**PROBLEM DETAILS:** Exactly as they appear, output all of the records. Skip any images.
++++++++++
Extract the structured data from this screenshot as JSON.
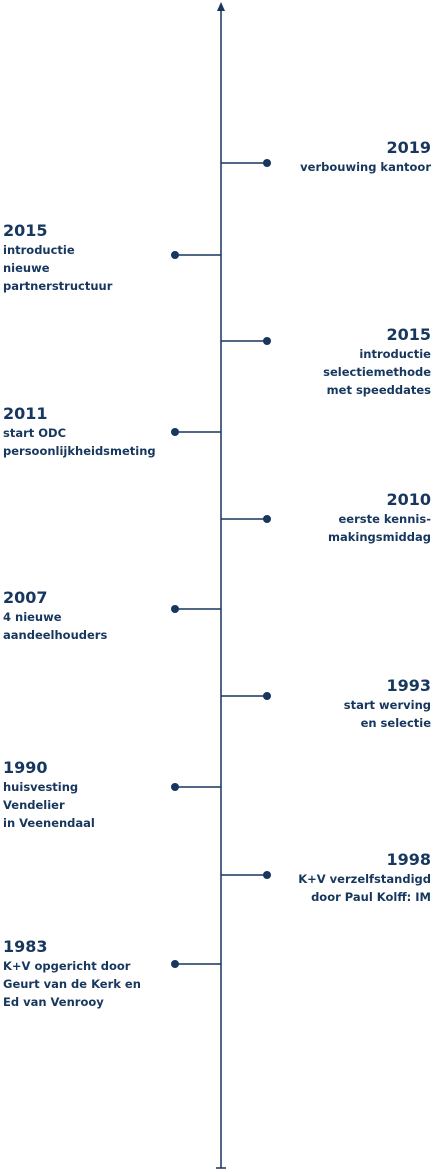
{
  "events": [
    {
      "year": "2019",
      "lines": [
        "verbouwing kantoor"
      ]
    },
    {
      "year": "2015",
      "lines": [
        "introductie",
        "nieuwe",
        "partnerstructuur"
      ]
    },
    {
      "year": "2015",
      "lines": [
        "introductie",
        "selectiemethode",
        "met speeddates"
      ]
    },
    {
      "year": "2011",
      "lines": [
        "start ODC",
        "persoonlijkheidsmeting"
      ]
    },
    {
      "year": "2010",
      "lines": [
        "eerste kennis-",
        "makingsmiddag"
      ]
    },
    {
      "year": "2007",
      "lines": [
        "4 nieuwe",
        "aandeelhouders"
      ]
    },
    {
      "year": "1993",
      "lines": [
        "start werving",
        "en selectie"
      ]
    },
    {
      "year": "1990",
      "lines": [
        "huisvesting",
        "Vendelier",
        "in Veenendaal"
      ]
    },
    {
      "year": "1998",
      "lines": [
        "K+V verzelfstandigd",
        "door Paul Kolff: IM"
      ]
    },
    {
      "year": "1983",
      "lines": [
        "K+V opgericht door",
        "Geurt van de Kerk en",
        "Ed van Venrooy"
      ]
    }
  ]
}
++++++++++
**RESPONSE BELOW:**
Extract the structured data from this screenshot as JSON.
{
  "events": [
    {
      "year": "2019",
      "lines": [
        "verbouwing kantoor"
      ]
    },
    {
      "year": "2015",
      "lines": [
        "introductie",
        "nieuwe",
        "partnerstructuur"
      ]
    },
    {
      "year": "2015",
      "lines": [
        "introductie",
        "selectiemethode",
        "met speeddates"
      ]
    },
    {
      "year": "2011",
      "lines": [
        "start ODC",
        "persoonlijkheidsmeting"
      ]
    },
    {
      "year": "2010",
      "lines": [
        "eerste kennis-",
        "makingsmiddag"
      ]
    },
    {
      "year": "2007",
      "lines": [
        "4 nieuwe",
        "aandeelhouders"
      ]
    },
    {
      "year": "1993",
      "lines": [
        "start werving",
        "en selectie"
      ]
    },
    {
      "year": "1990",
      "lines": [
        "huisvesting",
        "Vendelier",
        "in Veenendaal"
      ]
    },
    {
      "year": "1998",
      "lines": [
        "K+V verzelfstandigd",
        "door Paul Kolff: IM"
      ]
    },
    {
      "year": "1983",
      "lines": [
        "K+V opgericht door",
        "Geurt van de Kerk en",
        "Ed van Venrooy"
      ]
    }
  ]
}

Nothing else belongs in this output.